## Written exercise
Each line containing the word "only" must be reported.

___ Supplied information ___

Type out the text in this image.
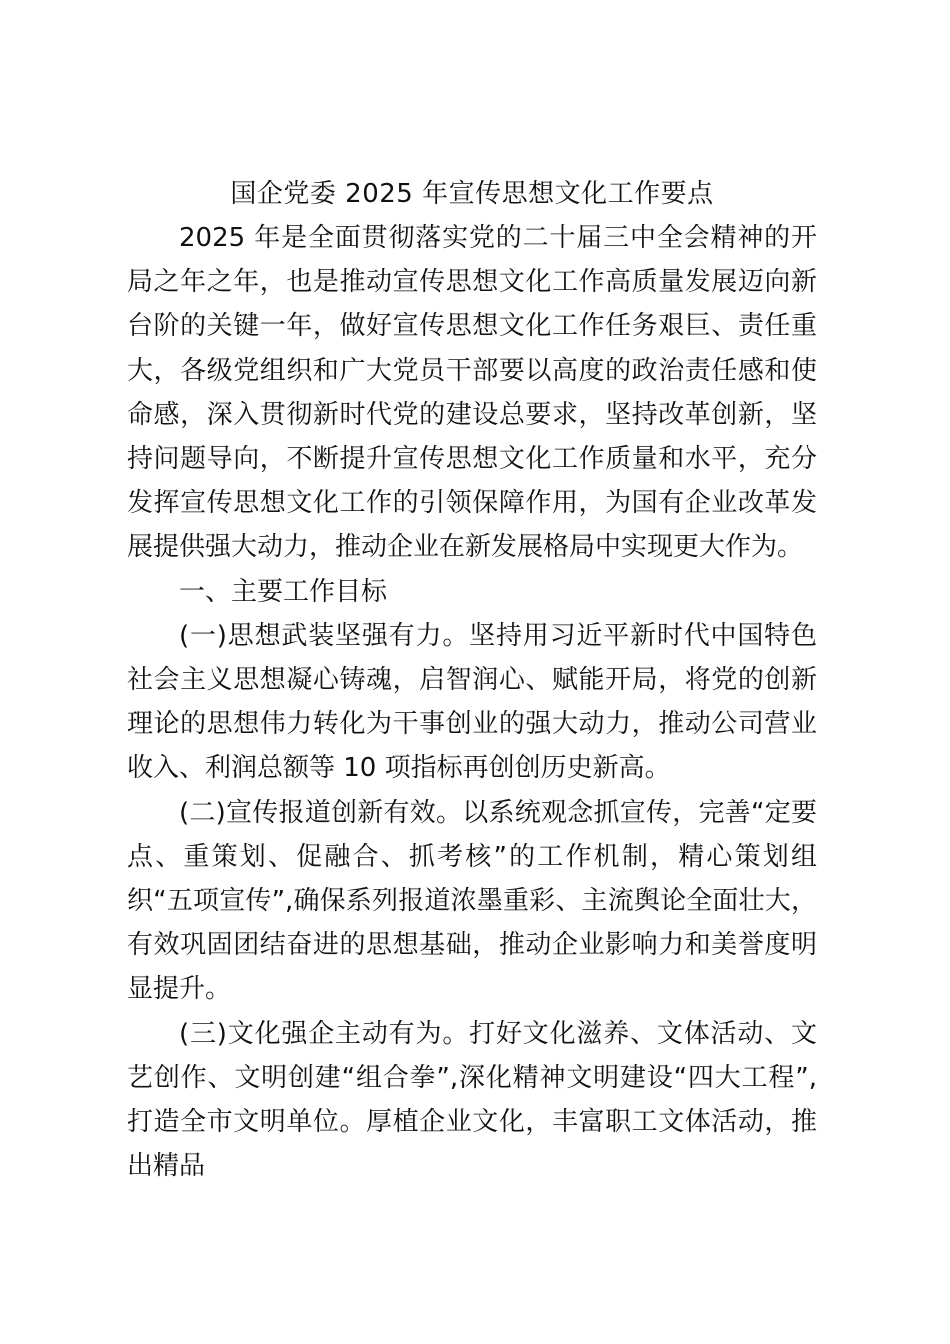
国企党委 2025 年宣传思想文化工作要点

2025 年是全面贯彻落实党的二十届三中全会精神的开局之年之年，也是推动宣传思想文化工作高质量发展迈向新台阶的关键一年，做好宣传思想文化工作任务艰巨、责任重大，各级党组织和广大党员干部要以高度的政治责任感和使命感，深入贯彻新时代党的建设总要求，坚持改革创新，坚持问题导向，不断提升宣传思想文化工作质量和水平，充分发挥宣传思想文化工作的引领保障作用，为国有企业改革发展提供强大动力，推动企业在新发展格局中实现更大作为。

一、主要工作目标

(一)思想武装坚强有力。坚持用习近平新时代中国特色社会主义思想凝心铸魂，启智润心、赋能开局，将党的创新理论的思想伟力转化为干事创业的强大动力，推动公司营业收入、利润总额等 10 项指标再创创历史新高。

(二)宣传报道创新有效。以系统观念抓宣传，完善“定要点、重策划、促融合、抓考核”的工作机制，精心策划组织“五项宣传”,确保系列报道浓墨重彩、主流舆论全面壮大，有效巩固团结奋进的思想基础，推动企业影响力和美誉度明显提升。

(三)文化强企主动有为。打好文化滋养、文体活动、文艺创作、文明创建“组合拳”,深化精神文明建设“四大工程”,打造全市文明单位。厚植企业文化，丰富职工文体活动，推出精品
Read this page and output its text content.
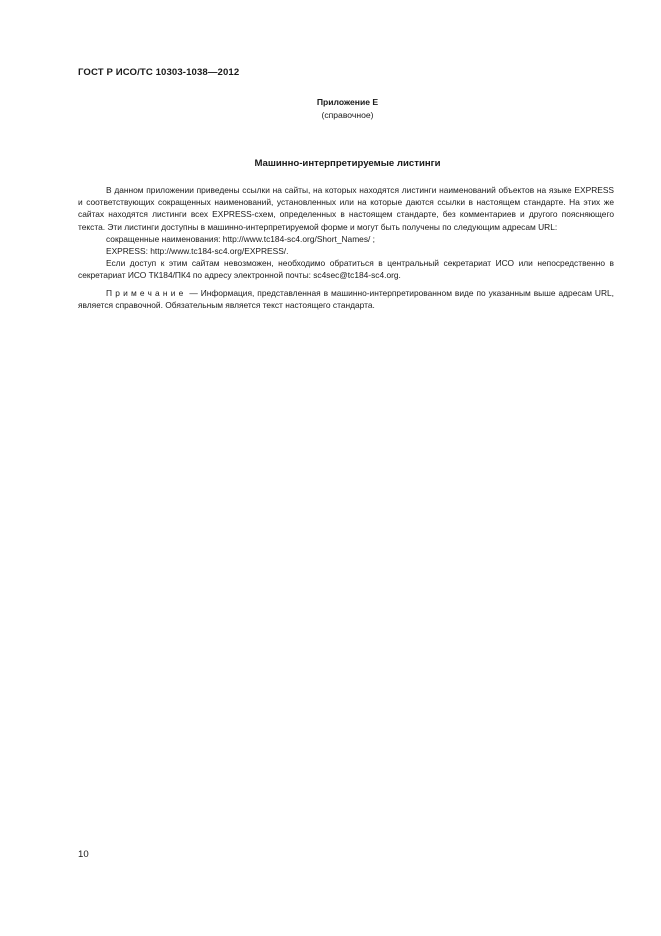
ГОСТ Р ИСО/ТС 10303-1038—2012
Приложение Е
(справочное)
Машинно-интерпретируемые листинги

В данном приложении приведены ссылки на сайты, на которых находятся листинги наименований объектов на языке EXPRESS и соответствующих сокращенных наименований, установленных или на которые даются ссылки в настоящем стандарте. На этих же сайтах находятся листинги всех EXPRESS-схем, определенных в настоящем стандарте, без комментариев и другого поясняющего текста. Эти листинги доступны в машинно-интерпретируемой форме и могут быть получены по следующим адресам URL:

сокращенные наименования: http://www.tc184-sc4.org/Short_Names/ ;
EXPRESS: http://www.tc184-sc4.org/EXPRESS/.

Если доступ к этим сайтам невозможен, необходимо обратиться в центральный секретариат ИСО или непосредственно в секретариат ИСО ТК184/ПК4 по адресу электронной почты: sc4sec@tc184-sc4.org.

Примечание — Информация, представленная в машинно-интерпретированном виде по указанным выше адресам URL, является справочной. Обязательным является текст настоящего стандарта.

10
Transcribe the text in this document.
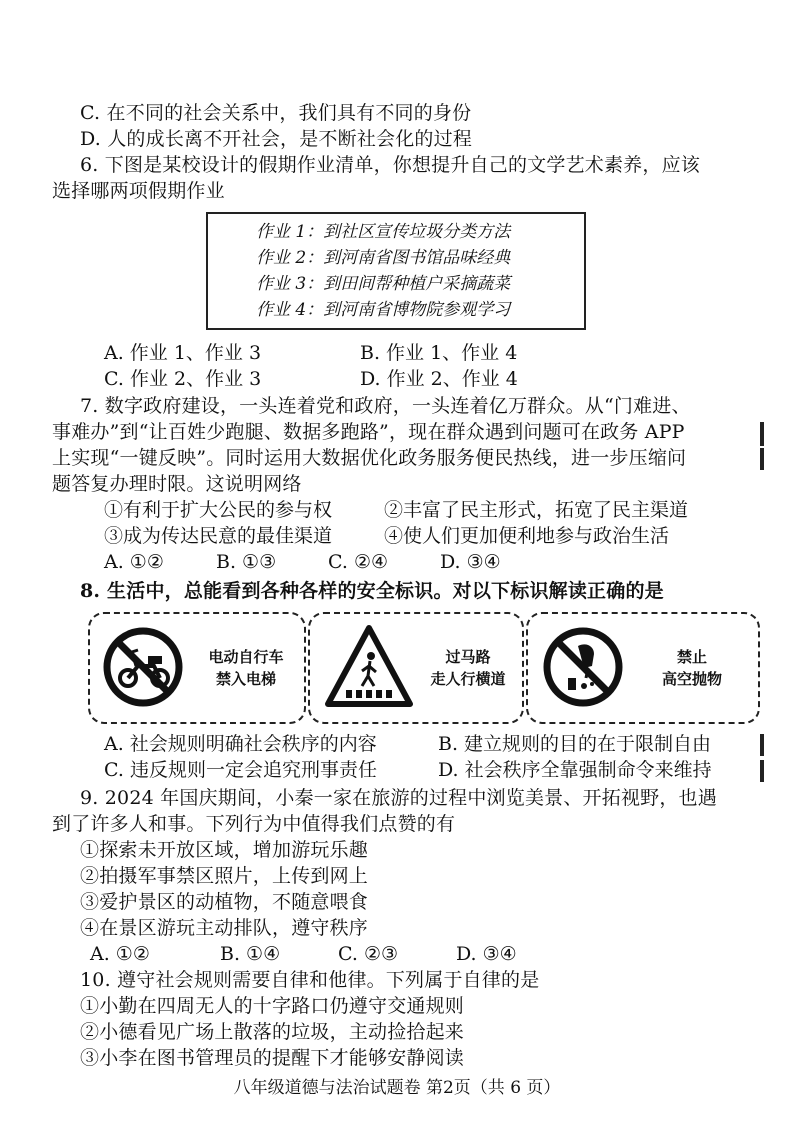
C. 在不同的社会关系中，我们具有不同的身份
D. 人的成长离不开社会，是不断社会化的过程
6. 下图是某校设计的假期作业清单，你想提升自己的文学艺术素养，应该
选择哪两项假期作业
作业 1：到社区宣传垃圾分类方法
作业 2：到河南省图书馆品味经典
作业 3：到田间帮种植户采摘蔬菜
作业 4：到河南省博物院参观学习
A. 作业 1、作业 3	B. 作业 1、作业 4
C. 作业 2、作业 3	D. 作业 2、作业 4
7. 数字政府建设，一头连着党和政府，一头连着亿万群众。从“门难进、
事难办”到“让百姓少跑腿、数据多跑路”，现在群众遇到问题可在政务 APP
上实现“一键反映”。同时运用大数据优化政务服务便民热线，进一步压缩问
题答复办理时限。这说明网络
①有利于扩大公民的参与权	②丰富了民主形式，拓宽了民主渠道
③成为传达民意的最佳渠道	④使人们更加便利地参与政治生活
A. ①②	B. ①③	C. ②④	D. ③④
8. 生活中，总能看到各种各样的安全标识。对以下标识解读正确的是
电动自行车
禁入电梯
过马路
走人行横道
禁止
高空抛物
A. 社会规则明确社会秩序的内容	B. 建立规则的目的在于限制自由
C. 违反规则一定会追究刑事责任	D. 社会秩序全靠强制命令来维持
9. 2024 年国庆期间，小秦一家在旅游的过程中浏览美景、开拓视野，也遇
到了许多人和事。下列行为中值得我们点赞的有
①探索未开放区域，增加游玩乐趣
②拍摄军事禁区照片，上传到网上
③爱护景区的动植物，不随意喂食
④在景区游玩主动排队，遵守秩序
A. ①②	B. ①④	C. ②③	D. ③④
10. 遵守社会规则需要自律和他律。下列属于自律的是
①小勤在四周无人的十字路口仍遵守交通规则
②小德看见广场上散落的垃圾，主动捡拾起来
③小李在图书管理员的提醒下才能够安静阅读
八年级道德与法治试题卷 第2页（共 6 页）
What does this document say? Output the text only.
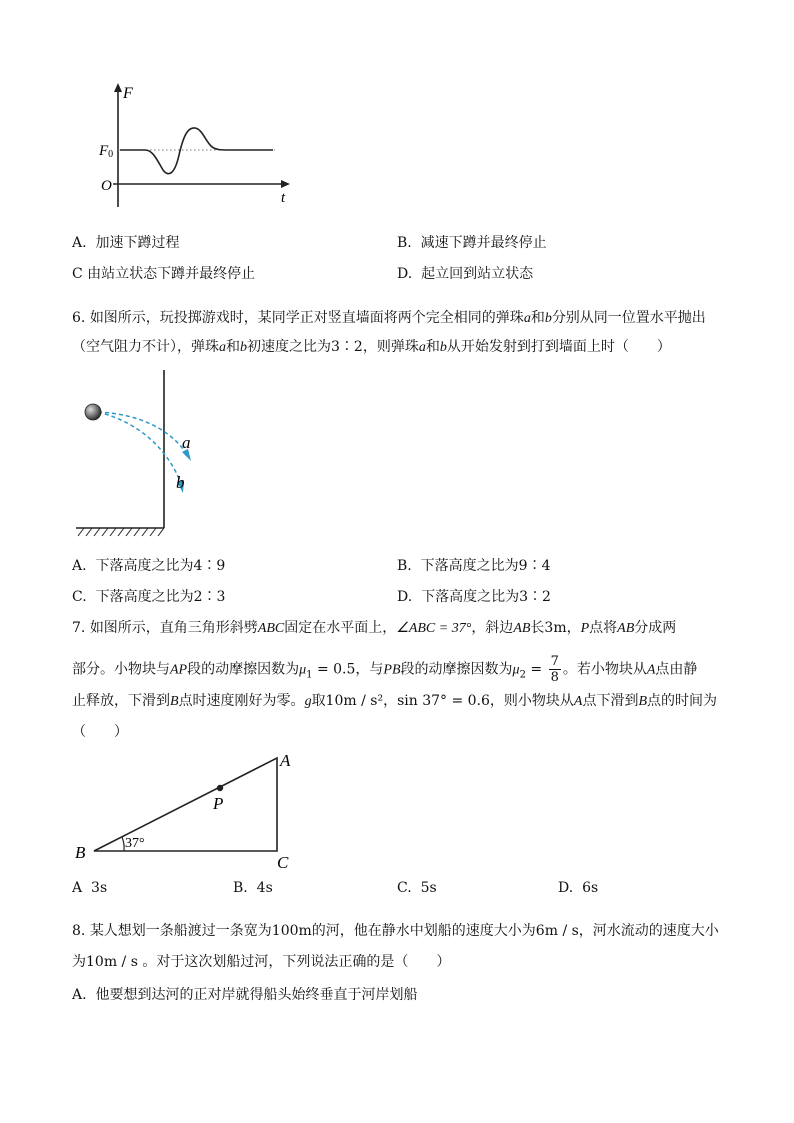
F
F0
O
t
A. 加速下蹲过程	B. 减速下蹲并最终停止
C 由站立状态下蹲并最终停止	D. 起立回到站立状态
6. 如图所示，玩投掷游戏时，某同学正对竖直墙面将两个完全相同的弹珠a和b分别从同一位置水平抛出
（空气阻力不计），弹珠a和b初速度之比为3∶2，则弹珠a和b从开始发射到打到墙面上时（　　）
a
b
A. 下落高度之比为4∶9	B. 下落高度之比为9∶4
C. 下落高度之比为2∶3	D. 下落高度之比为3∶2
7. 如图所示，直角三角形斜劈ABC固定在水平面上，∠ABC = 37°，斜边AB长3m，P点将AB分成两
部分。小物块与AP段的动摩擦因数为$\mu_1 = 0.5$，与PB段的动摩擦因数为$\mu_2 = \frac{7}{8}$ 。若小物块从A点由静
止释放，下滑到B点时速度刚好为零。g取10m / s²，sin 37° = 0.6，则小物块从A点下滑到B点的时间为
（　　）
A
B
C
P
37°
A 3s	B. 4s	C. 5s	D. 6s
8. 某人想划一条船渡过一条宽为100m的河，他在静水中划船的速度大小为6m / s，河水流动的速度大小
为10m / s 。对于这次划船过河，下列说法正确的是（　　）
A. 他要想到达河的正对岸就得船头始终垂直于河岸划船
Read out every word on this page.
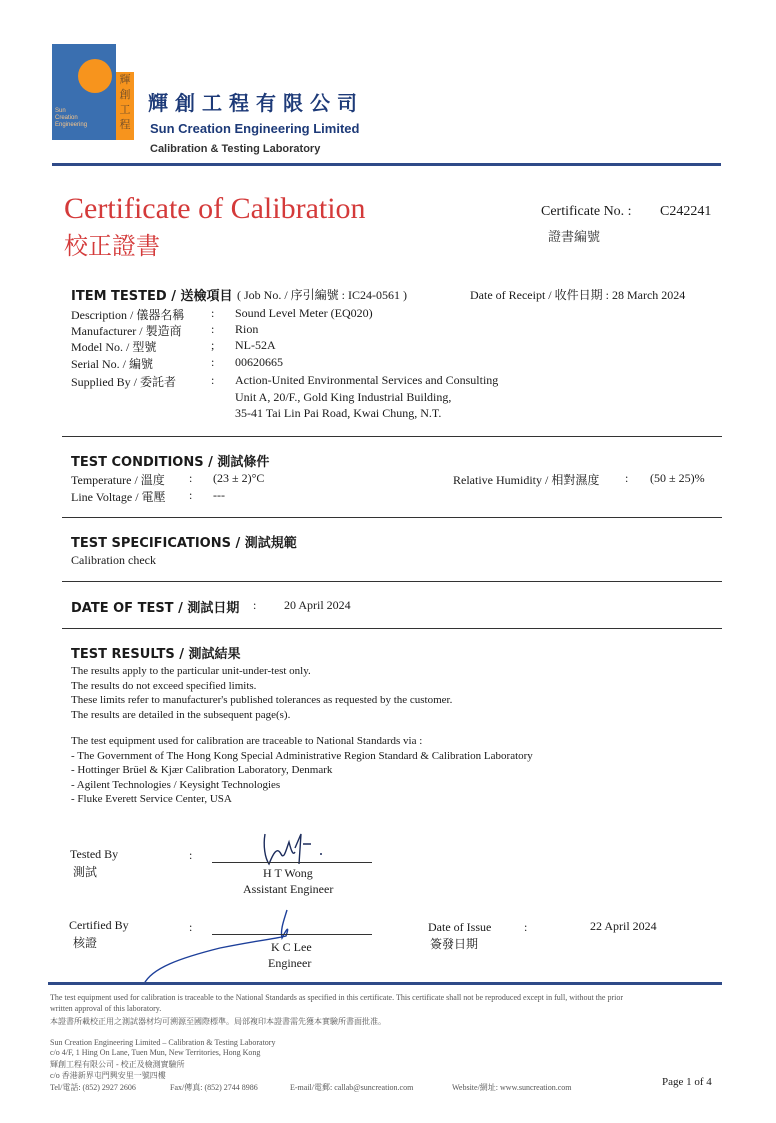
Sun
Creation
Engineering
輝
創
工
程
輝創工程有限公司
Sun Creation Engineering Limited
Calibration & Testing Laboratory
Certificate of Calibration
校正證書
Certificate No. : C242241
證書編號
ITEM TESTED / 送檢項目 ( Job No. / 序引編號 : IC24-0561 )	Date of Receipt / 收件日期 : 28 March 2024
Description / 儀器名稱 : Sound Level Meter (EQ020)
Manufacturer / 製造商 : Rion
Model No. / 型號	; NL-52A
Serial No. / 編號	: 00620665
Supplied By / 委託者	: Action-United Environmental Services and Consulting
Unit A, 20/F., Gold King Industrial Building,
35-41 Tai Lin Pai Road, Kwai Chung, N.T.
TEST CONDITIONS / 測試條件
Temperature / 溫度 : (23 ± 2)°C	Relative Humidity / 相對濕度 : (50 ± 25)%
Line Voltage / 電壓 : ---
TEST SPECIFICATIONS / 測試規範
Calibration check
DATE OF TEST / 測試日期 : 20 April 2024
TEST RESULTS / 測試結果
The results apply to the particular unit-under-test only.
The results do not exceed specified limits.
These limits refer to manufacturer's published tolerances as requested by the customer.
The results are detailed in the subsequent page(s).
The test equipment used for calibration are traceable to National Standards via :
- The Government of The Hong Kong Special Administrative Region Standard & Calibration Laboratory
- Hottinger Brüel & Kjær Calibration Laboratory, Denmark
- Agilent Technologies / Keysight Technologies
- Fluke Everett Service Center, USA
Tested By
測試
:
H T Wong
Assistant Engineer
Certified By
核證
:
K C Lee
Engineer
Date of Issue
簽發日期
:	22 April 2024
The test equipment used for calibration is traceable to the National Standards as specified in this certificate. This certificate shall not be reproduced except in full, without the prior
written approval of this laboratory.
本證書所載校正用之測試器材均可溯源至國際標準。局部複印本證書需先獲本實驗所書面批准。
Sun Creation Engineering Limited – Calibration & Testing Laboratory
c/o 4/F, 1 Hing On Lane, Tuen Mun, New Territories, Hong Kong
輝創工程有限公司 - 校正及檢測實驗所
c/o 香港新界屯門興安里一號四樓
Tel/電話: (852) 2927 2606	Fax/傳真: (852) 2744 8986	E-mail/電郵: callab@suncreation.com	Website/網址: www.suncreation.com	Page 1 of 4
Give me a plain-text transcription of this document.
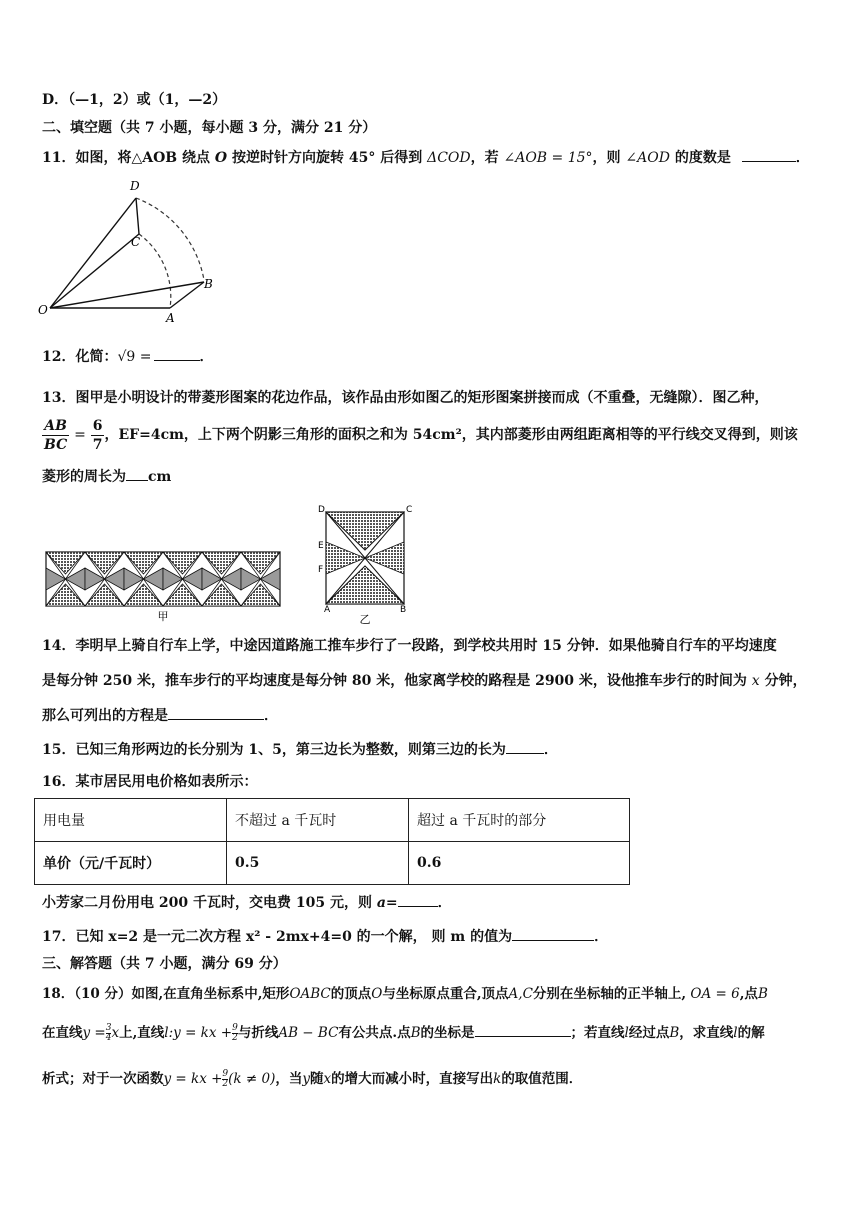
D．（—1，2）或（1，—2）
二、填空题（共 7 小题，每小题 3 分，满分 21 分）
11．如图，将△AOB 绕点 O 按逆时针方向旋转 45° 后得到 ΔCOD，若 ∠AOB = 15°，则 ∠AOD 的度数是	．
D
C
B
O
A
12．化简：√9 =	．
13．图甲是小明设计的带菱形图案的花边作品，该作品由形如图乙的矩形图案拼接而成（不重叠，无缝隙）．图乙种，
$\frac{AB}{BC} = \frac{6}{7}$ ，EF=4cm，上下两个阴影三角形的面积之和为 54cm²，其内部菱形由两组距离相等的平行线交叉得到，则该
菱形的周长为 cm
甲
D	C
E
F
A	B
乙
14．李明早上骑自行车上学，中途因道路施工推车步行了一段路，到学校共用时 15 分钟．如果他骑自行车的平均速度
是每分钟 250 米，推车步行的平均速度是每分钟 80 米，他家离学校的路程是 2900 米，设他推车步行的时间为 x 分钟，
那么可列出的方程是	．
15．已知三角形两边的长分别为 1、5，第三边长为整数，则第三边的长为	．
16．某市居民用电价格如表所示：
用电量	不超过 a 千瓦时	超过 a 千瓦时的部分
单价（元/千瓦时）	0.5	0.6
小芳家二月份用电 200 千瓦时，交电费 105 元，则 a=	．
17．已知 x=2 是一元二次方程 x² - 2mx+4=0 的一个解， 则 m 的值为	．
三、解答题（共 7 小题，满分 69 分）
18．（10 分）如图,在直角坐标系中,矩形OABC的顶点O与坐标原点重合,顶点A,C分别在坐标轴的正半轴上, OA = 6,点B
在直线$y = \frac{3}{4}x$上,直线l:y = kx + $\frac{9}{2}$与折线AB − BC有公共点.点B的坐标是	；若直线l经过点B，求直线l的解
析式；对于一次函数y = kx + $\frac{9}{2}(k \ne 0)$，当y随x的增大而减小时，直接写出k的取值范围．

___

## Solution below
What does this document say? Output the text only.
The results apply to the particular unit-under-test only.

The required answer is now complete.